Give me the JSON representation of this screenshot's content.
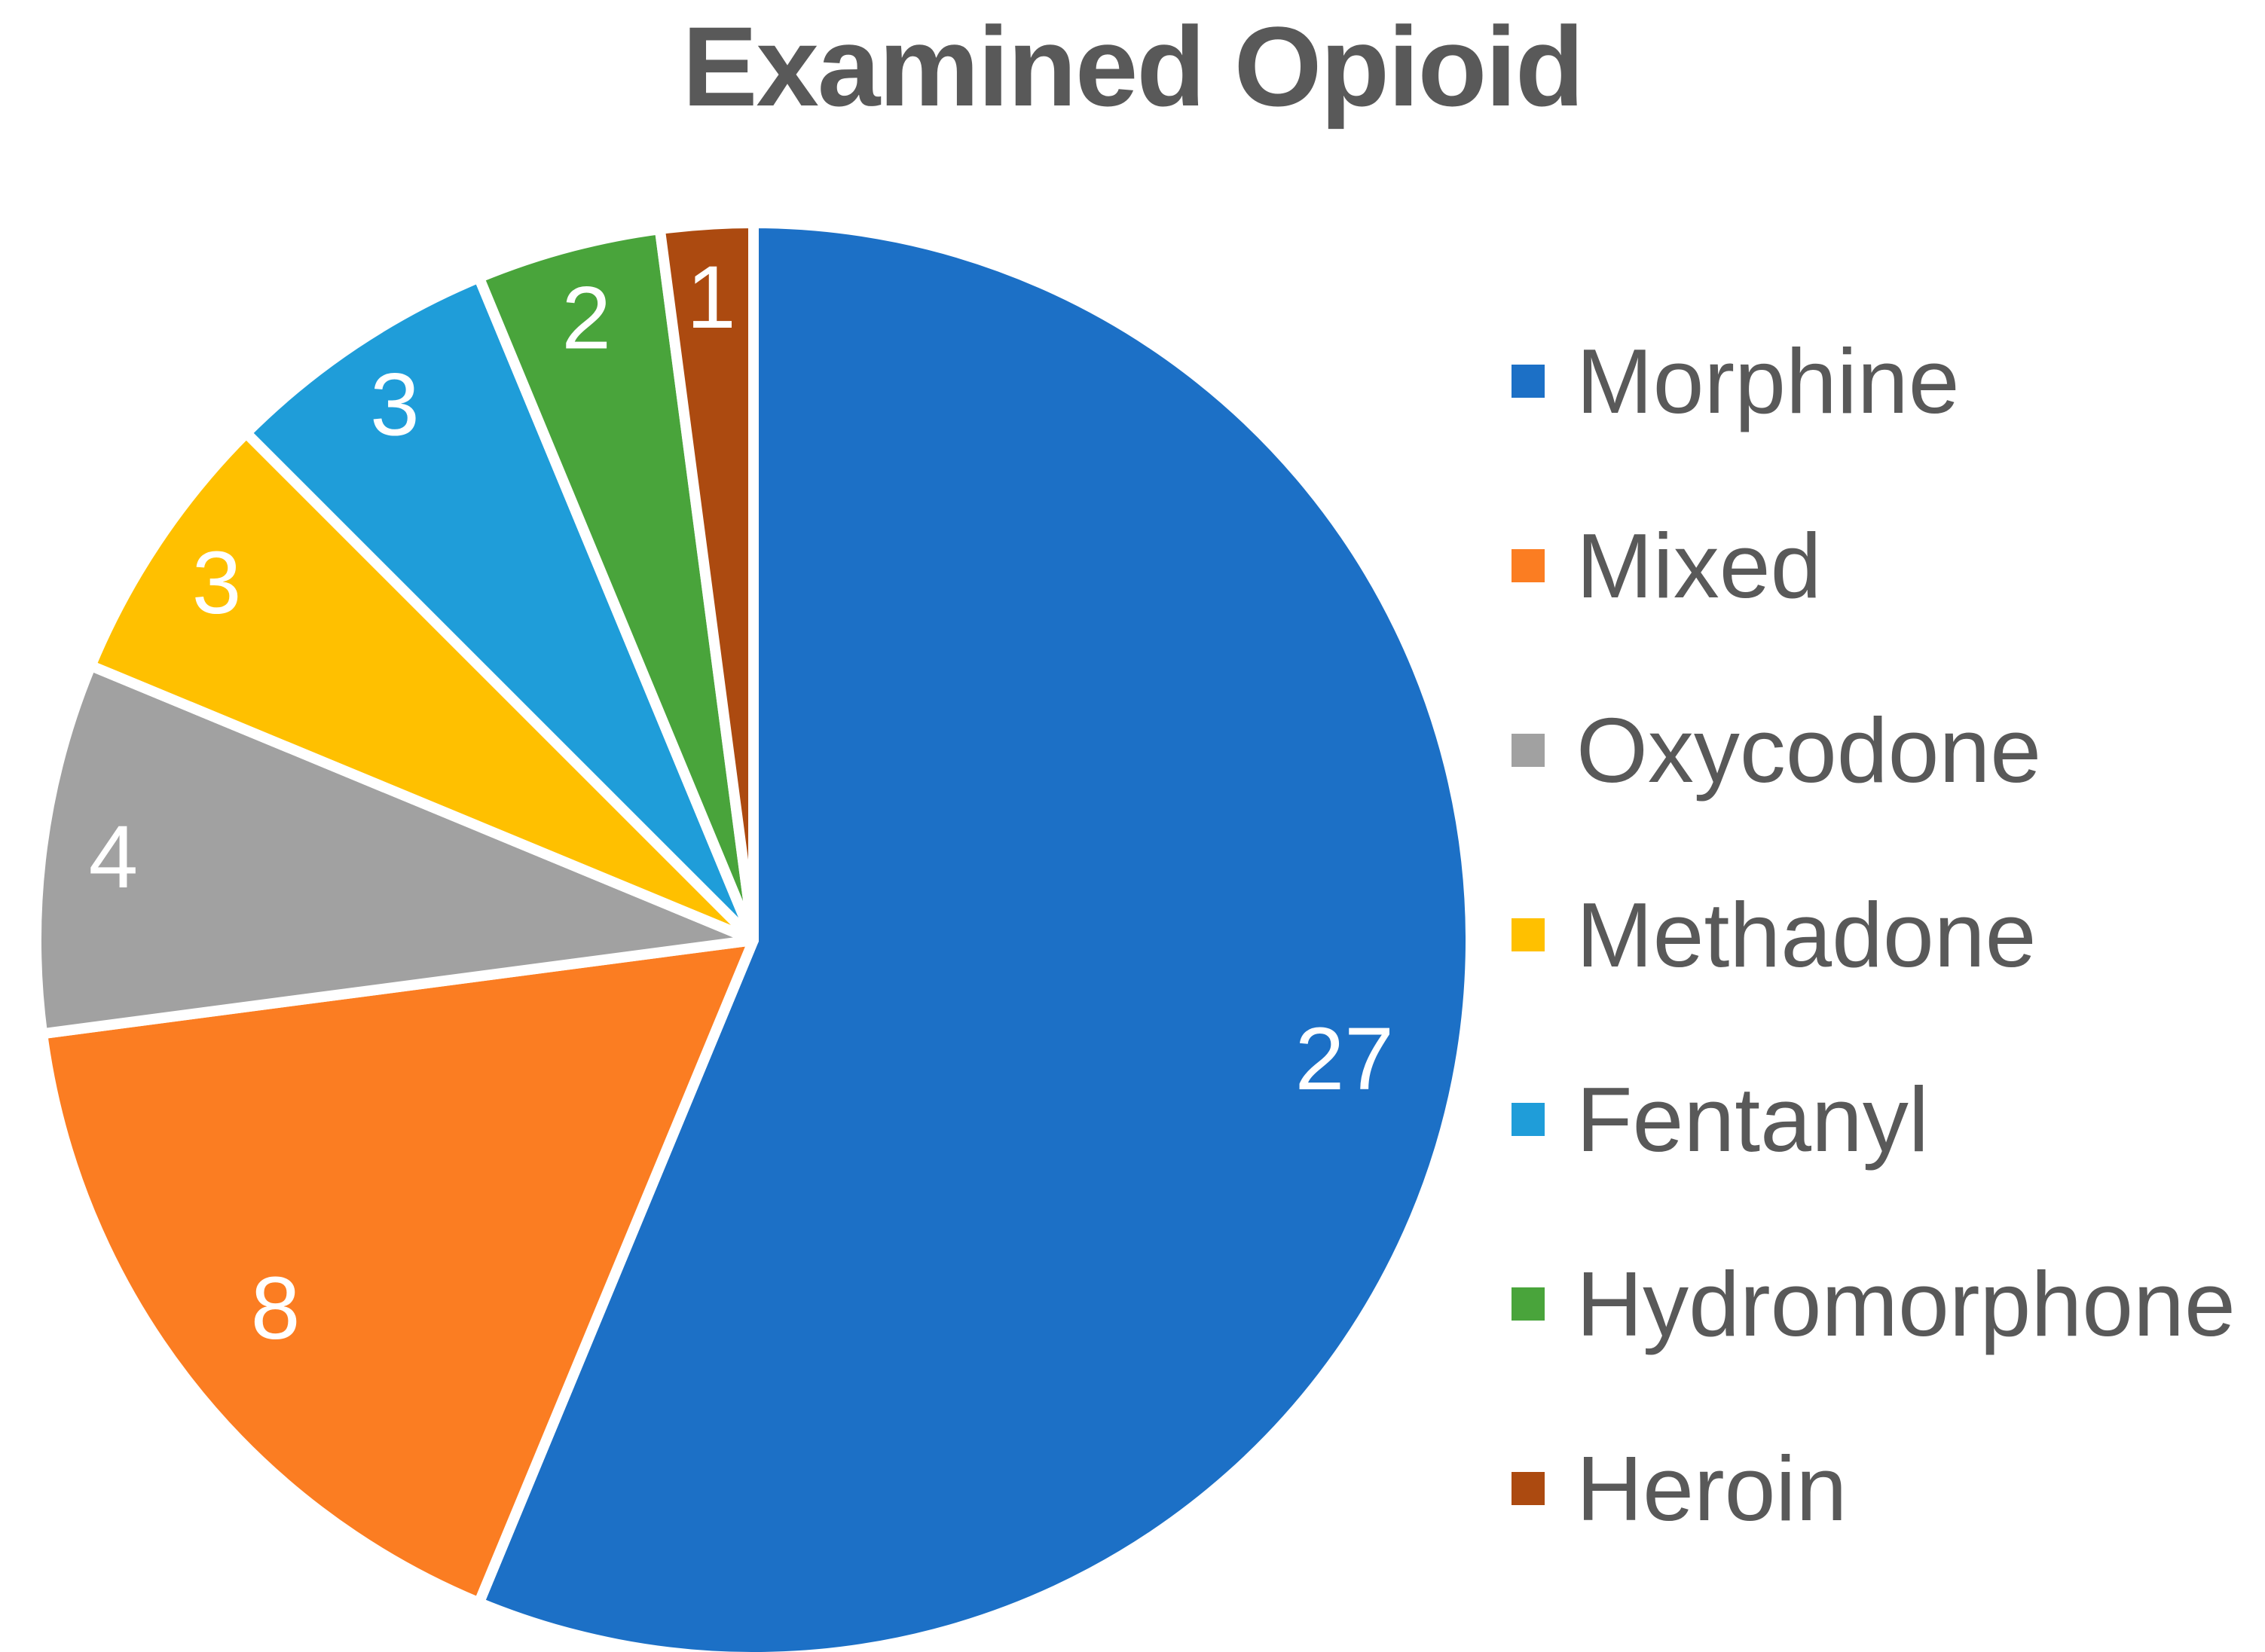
{
  "chart_data": {
    "type": "pie",
    "title": "Examined Opioid",
    "categories": [
      "Morphine",
      "Mixed",
      "Oxycodone",
      "Methadone",
      "Fentanyl",
      "Hydromorphone",
      "Heroin"
    ],
    "values": [
      27,
      8,
      4,
      3,
      3,
      2,
      1
    ],
    "data_labels": [
      "27",
      "8",
      "4",
      "3",
      "3",
      "2",
      "1"
    ],
    "colors": [
      "#1C70C6",
      "#FB7D22",
      "#A1A1A1",
      "#FFC000",
      "#1F9DD9",
      "#49A43B",
      "#AC4A10"
    ],
    "start_angle_deg": 0,
    "direction": "clockwise",
    "legend_position": "right",
    "slice_border_color": "#FFFFFF",
    "label_color": "#FFFFFF",
    "title_color": "#595959",
    "legend_text_color": "#595959",
    "background_color": "#FFFFFF"
  }
}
□ □ □ □ □ □ □
◆ **Task to carry out**:
Filter the listing for the word "FFFFFF" and copy every line that holds it.

◆ **Reply**:
    "slice_border_color": "#FFFFFF",
    "label_color": "#FFFFFF",
    "background_color": "#FFFFFF"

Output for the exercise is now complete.